— Start of Record set —
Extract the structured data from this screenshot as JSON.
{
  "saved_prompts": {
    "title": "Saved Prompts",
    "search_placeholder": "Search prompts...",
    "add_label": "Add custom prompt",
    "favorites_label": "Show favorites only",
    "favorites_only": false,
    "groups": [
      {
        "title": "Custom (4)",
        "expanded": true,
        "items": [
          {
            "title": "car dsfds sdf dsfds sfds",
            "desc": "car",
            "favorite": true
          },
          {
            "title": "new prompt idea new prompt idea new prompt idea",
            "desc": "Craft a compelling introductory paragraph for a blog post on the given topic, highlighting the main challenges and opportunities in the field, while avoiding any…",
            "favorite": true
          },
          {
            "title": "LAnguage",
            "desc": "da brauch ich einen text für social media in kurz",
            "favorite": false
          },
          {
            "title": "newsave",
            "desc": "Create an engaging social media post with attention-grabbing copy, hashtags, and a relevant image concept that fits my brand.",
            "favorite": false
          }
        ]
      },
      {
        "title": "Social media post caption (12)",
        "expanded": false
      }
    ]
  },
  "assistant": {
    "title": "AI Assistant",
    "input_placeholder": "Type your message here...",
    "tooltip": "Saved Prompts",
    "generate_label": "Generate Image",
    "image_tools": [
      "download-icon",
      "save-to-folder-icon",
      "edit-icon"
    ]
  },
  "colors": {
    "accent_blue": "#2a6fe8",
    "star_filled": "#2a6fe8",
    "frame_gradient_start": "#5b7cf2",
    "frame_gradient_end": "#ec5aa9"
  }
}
— End of Record set —
• **Problem details**
Copy all the lines, exactly.

• **Task output**
Extract the structured data from this screenshot as JSON.
{
  "saved_prompts": {
    "title": "Saved Prompts",
    "search_placeholder": "Search prompts...",
    "add_label": "Add custom prompt",
    "favorites_label": "Show favorites only",
    "favorites_only": false,
    "groups": [
      {
        "title": "Custom (4)",
        "expanded": true,
        "items": [
          {
            "title": "car dsfds sdf dsfds sfds",
            "desc": "car",
            "favorite": true
          },
          {
            "title": "new prompt idea new prompt idea new prompt idea",
            "desc": "Craft a compelling introductory paragraph for a blog post on the given topic, highlighting the main challenges and opportunities in the field, while avoiding any…",
            "favorite": true
          },
          {
            "title": "LAnguage",
            "desc": "da brauch ich einen text für social media in kurz",
            "favorite": false
          },
          {
            "title": "newsave",
            "desc": "Create an engaging social media post with attention-grabbing copy, hashtags, and a relevant image concept that fits my brand.",
            "favorite": false
          }
        ]
      },
      {
        "title": "Social media post caption (12)",
        "expanded": false
      }
    ]
  },
  "assistant": {
    "title": "AI Assistant",
    "input_placeholder": "Type your message here...",
    "tooltip": "Saved Prompts",
    "generate_label": "Generate Image",
    "image_tools": [
      "download-icon",
      "save-to-folder-icon",
      "edit-icon"
    ]
  },
  "colors": {
    "accent_blue": "#2a6fe8",
    "star_filled": "#2a6fe8",
    "frame_gradient_start": "#5b7cf2",
    "frame_gradient_end": "#ec5aa9"
  }
}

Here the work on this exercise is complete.